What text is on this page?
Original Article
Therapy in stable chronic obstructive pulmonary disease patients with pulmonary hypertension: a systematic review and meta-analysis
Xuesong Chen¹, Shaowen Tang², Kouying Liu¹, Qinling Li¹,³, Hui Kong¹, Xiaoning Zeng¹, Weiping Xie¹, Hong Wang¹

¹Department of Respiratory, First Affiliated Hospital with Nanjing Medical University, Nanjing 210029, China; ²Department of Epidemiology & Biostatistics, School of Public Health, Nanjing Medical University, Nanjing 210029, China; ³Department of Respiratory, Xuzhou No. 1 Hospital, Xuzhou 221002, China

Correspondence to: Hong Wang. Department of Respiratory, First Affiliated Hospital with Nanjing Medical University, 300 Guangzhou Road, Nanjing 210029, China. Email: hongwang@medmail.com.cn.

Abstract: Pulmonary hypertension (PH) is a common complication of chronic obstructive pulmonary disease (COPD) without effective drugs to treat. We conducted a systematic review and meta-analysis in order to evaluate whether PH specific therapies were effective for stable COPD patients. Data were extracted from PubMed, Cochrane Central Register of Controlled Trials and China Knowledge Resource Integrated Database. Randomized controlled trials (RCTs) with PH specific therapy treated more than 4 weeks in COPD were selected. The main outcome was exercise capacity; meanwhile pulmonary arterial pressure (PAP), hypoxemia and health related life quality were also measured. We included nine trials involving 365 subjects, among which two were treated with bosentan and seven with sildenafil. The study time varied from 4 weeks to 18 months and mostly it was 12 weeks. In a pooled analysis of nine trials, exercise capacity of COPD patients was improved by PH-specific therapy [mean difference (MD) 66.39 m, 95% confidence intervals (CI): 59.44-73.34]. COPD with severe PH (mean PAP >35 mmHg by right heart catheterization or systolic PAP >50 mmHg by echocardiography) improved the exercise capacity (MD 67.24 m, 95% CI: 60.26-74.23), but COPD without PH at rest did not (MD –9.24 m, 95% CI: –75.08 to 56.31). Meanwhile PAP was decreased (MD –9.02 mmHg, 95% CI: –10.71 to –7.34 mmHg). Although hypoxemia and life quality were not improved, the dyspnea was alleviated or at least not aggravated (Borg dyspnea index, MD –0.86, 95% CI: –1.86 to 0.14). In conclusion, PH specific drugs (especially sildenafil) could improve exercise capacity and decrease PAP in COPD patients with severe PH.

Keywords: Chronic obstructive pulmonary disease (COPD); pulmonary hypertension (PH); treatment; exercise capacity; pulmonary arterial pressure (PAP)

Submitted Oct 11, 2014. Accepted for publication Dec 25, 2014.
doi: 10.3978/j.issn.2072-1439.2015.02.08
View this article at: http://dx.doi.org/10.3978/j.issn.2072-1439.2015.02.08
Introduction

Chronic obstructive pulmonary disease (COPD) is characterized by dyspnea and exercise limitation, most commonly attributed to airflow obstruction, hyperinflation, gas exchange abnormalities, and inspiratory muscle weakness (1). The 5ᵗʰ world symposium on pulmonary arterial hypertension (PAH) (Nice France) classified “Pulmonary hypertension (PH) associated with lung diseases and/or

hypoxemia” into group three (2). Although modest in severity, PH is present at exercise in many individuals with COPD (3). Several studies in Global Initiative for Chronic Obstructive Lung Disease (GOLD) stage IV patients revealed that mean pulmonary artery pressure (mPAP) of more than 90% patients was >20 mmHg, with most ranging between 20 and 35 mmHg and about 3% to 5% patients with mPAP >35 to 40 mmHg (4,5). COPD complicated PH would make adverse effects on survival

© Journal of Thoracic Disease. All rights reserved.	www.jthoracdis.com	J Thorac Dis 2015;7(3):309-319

________

▸ **EXERCISE BRIEF**:
Pick out each line above that includes "this" and show it.

▸ **EXPECTED ANSWER**:
What text is on this page?
View this article at: http://dx.doi.org/10.3978/j.issn.2072-1439.2015.02.08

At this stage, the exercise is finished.